(REQUIRED WORK) Give the total number of lines with the word "into" in them, and no other words.

(EXERCISE DATA)
+-------+
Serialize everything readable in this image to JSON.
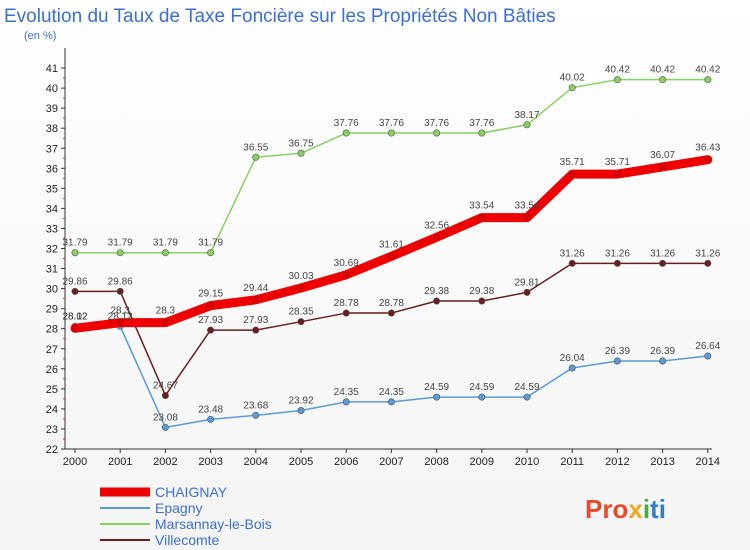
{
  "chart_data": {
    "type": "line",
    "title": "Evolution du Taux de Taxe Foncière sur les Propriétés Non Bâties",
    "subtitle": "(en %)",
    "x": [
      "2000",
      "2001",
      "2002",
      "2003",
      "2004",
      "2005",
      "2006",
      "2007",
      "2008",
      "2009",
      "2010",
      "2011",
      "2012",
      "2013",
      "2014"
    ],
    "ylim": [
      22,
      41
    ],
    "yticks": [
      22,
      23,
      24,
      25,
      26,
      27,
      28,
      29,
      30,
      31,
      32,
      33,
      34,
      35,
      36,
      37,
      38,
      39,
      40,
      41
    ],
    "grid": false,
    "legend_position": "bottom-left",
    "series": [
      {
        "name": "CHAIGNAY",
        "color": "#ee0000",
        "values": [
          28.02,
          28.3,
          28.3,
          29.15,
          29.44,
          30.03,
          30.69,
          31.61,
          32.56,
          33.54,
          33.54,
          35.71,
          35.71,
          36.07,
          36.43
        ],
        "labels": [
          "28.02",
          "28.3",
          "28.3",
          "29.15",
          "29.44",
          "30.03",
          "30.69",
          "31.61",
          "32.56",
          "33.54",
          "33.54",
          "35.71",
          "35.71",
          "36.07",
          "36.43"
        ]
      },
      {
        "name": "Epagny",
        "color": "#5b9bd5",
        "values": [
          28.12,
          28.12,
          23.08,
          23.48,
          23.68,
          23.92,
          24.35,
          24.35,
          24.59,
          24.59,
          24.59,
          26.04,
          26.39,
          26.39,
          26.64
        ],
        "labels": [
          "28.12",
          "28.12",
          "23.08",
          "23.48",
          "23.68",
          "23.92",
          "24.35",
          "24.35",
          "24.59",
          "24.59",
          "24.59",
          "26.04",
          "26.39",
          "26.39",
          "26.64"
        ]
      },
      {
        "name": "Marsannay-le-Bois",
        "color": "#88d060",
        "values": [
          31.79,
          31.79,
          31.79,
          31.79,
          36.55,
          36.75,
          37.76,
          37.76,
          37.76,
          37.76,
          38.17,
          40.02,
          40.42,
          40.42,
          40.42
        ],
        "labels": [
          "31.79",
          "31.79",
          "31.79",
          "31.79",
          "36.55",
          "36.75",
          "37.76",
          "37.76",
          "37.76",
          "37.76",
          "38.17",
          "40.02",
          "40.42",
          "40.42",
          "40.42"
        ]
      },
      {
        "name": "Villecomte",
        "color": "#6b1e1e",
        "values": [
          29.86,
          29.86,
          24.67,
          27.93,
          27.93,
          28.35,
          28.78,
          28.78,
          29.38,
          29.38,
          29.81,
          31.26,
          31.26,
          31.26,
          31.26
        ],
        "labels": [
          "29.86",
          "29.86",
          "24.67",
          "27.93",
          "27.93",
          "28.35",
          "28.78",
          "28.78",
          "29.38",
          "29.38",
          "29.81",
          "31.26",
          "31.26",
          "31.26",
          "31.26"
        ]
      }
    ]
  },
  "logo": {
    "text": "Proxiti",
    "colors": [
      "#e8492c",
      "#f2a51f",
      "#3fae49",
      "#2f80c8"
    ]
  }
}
+-------+
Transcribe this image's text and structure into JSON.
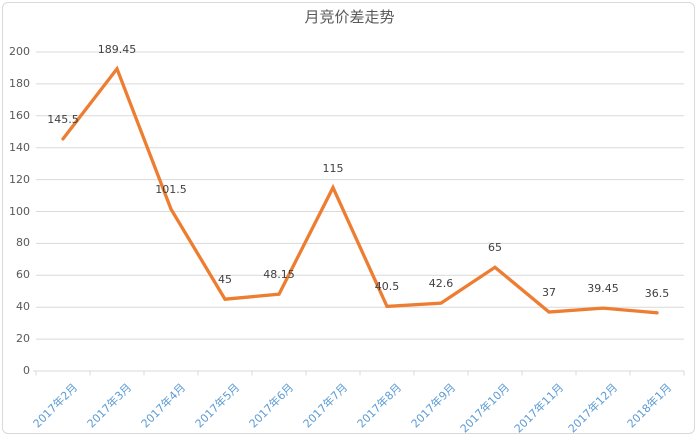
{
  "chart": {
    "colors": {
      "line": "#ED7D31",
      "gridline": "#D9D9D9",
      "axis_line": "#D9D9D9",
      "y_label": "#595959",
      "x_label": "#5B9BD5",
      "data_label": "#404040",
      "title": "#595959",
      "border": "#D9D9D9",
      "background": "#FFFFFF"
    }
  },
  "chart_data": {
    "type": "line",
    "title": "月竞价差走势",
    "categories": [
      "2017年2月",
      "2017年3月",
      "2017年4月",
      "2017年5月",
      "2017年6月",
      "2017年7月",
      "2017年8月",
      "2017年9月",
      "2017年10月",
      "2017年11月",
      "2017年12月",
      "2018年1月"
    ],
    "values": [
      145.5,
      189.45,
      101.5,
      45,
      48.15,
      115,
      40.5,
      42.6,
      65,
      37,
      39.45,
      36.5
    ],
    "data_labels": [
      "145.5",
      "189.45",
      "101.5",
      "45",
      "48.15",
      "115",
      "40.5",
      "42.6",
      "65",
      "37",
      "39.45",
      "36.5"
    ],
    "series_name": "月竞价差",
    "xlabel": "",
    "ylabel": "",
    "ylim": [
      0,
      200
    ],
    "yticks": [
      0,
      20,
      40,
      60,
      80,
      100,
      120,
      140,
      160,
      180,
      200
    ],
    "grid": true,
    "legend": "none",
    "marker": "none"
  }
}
+-------+
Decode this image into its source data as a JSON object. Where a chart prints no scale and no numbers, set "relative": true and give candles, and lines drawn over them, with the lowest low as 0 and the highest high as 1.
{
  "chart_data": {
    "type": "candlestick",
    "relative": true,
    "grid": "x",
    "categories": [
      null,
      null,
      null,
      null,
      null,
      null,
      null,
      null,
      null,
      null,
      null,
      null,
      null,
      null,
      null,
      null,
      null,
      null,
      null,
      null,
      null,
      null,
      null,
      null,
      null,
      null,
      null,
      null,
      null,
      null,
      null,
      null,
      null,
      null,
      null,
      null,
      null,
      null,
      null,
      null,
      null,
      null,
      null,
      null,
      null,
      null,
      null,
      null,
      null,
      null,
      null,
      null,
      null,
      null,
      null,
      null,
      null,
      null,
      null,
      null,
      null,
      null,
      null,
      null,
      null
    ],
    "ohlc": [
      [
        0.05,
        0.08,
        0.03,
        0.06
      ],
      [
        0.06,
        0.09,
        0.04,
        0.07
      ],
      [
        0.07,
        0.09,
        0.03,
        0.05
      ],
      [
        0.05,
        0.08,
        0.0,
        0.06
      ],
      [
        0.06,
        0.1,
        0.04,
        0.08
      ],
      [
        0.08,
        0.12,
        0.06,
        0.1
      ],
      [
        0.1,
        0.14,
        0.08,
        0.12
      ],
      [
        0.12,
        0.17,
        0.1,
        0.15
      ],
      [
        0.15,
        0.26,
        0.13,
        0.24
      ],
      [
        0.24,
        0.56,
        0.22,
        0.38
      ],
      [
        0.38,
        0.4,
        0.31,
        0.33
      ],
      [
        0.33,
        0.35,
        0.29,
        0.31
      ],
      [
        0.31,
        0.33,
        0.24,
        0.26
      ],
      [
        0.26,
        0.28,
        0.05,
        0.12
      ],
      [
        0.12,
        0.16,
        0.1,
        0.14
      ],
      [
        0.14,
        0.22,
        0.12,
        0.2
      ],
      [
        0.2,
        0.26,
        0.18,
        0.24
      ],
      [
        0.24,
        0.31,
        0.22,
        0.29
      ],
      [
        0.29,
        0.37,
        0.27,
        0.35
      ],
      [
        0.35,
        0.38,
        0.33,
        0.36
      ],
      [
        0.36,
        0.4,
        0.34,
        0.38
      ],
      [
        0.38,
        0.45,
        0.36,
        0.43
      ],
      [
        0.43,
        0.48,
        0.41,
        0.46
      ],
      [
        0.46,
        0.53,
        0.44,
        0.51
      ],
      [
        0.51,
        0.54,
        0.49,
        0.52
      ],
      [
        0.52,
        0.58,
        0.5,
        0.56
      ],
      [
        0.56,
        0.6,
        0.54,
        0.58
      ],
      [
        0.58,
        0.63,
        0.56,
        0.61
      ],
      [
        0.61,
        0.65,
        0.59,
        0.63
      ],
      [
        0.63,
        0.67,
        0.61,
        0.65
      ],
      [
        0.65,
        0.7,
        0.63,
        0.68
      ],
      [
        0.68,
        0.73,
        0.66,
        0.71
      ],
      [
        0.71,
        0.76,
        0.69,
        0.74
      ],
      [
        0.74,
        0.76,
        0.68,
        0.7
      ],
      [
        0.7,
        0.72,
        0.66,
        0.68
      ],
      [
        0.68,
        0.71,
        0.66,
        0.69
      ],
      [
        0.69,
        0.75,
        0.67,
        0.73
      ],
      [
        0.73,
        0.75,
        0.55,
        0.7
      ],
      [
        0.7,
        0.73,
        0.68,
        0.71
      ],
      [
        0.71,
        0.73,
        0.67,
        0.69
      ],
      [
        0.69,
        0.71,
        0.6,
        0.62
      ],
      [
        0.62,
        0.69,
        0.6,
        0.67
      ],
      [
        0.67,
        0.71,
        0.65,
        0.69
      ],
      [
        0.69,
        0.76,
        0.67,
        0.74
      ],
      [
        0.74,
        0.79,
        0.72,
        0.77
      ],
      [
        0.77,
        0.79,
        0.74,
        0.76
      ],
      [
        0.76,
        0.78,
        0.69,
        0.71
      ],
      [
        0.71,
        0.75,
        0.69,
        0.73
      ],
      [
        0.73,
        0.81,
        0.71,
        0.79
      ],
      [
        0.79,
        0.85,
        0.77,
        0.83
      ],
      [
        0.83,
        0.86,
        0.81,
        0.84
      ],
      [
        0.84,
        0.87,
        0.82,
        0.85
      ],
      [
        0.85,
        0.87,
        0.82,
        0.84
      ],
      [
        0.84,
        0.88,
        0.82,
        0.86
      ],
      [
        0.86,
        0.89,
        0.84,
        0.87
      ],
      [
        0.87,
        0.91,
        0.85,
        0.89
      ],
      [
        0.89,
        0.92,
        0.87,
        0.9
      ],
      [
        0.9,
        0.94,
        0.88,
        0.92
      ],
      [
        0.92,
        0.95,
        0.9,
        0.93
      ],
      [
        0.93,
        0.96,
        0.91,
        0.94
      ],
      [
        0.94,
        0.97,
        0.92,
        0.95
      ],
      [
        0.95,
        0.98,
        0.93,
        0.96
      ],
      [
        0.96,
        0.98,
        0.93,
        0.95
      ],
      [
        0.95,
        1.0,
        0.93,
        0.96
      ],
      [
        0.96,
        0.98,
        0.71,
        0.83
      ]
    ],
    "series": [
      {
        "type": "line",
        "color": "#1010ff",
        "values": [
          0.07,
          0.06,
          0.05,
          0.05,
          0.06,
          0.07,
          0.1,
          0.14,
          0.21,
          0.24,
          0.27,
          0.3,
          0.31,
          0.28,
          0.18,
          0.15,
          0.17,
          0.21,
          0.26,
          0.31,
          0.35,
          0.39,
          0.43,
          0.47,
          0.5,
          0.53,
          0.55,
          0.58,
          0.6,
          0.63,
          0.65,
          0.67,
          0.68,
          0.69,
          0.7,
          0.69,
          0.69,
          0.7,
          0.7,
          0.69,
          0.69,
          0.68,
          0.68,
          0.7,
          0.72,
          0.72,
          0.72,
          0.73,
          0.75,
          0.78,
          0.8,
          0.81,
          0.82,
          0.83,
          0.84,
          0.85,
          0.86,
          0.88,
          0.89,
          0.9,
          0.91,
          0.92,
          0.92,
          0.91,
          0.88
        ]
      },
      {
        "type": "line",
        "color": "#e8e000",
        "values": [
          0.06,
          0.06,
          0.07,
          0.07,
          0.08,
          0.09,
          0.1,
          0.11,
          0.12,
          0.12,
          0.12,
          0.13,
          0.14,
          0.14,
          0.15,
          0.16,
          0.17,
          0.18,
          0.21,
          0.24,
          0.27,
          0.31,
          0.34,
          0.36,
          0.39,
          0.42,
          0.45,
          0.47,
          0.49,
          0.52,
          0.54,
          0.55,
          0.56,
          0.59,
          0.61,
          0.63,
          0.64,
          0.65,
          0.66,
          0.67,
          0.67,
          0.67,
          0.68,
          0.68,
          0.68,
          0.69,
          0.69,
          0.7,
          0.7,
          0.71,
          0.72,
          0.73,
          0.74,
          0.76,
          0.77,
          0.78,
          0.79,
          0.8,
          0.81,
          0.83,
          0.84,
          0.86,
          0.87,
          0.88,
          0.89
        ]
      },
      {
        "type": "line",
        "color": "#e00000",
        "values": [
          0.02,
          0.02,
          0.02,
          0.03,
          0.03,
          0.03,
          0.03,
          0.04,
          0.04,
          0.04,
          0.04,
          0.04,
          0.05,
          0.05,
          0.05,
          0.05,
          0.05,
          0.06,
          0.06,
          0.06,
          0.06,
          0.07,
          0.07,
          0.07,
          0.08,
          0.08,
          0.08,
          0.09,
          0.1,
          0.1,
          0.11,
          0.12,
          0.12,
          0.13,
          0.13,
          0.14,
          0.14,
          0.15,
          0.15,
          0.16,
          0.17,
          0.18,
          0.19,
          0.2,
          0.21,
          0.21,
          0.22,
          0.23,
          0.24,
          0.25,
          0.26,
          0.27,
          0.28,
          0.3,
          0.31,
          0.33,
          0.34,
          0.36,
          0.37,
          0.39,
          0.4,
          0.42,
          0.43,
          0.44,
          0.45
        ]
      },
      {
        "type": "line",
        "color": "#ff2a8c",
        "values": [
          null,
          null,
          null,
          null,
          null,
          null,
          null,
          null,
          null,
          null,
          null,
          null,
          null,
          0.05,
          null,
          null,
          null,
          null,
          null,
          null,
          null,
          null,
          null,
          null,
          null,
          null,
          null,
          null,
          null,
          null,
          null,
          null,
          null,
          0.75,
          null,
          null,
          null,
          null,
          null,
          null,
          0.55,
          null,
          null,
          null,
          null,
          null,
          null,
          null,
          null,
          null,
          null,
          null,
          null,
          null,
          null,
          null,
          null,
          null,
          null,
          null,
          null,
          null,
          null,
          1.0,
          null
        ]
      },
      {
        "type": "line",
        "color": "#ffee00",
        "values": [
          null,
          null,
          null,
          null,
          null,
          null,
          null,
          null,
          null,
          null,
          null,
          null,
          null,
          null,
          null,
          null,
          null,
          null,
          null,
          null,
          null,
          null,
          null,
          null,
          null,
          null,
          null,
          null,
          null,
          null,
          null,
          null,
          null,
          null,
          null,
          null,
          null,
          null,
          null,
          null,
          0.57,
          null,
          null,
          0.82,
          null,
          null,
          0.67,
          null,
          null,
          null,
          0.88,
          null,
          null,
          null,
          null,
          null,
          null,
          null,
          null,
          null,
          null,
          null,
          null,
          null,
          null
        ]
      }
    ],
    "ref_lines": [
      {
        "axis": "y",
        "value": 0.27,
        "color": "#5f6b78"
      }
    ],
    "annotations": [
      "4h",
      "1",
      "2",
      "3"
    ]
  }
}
+-------+
(IN RESPONSE) 2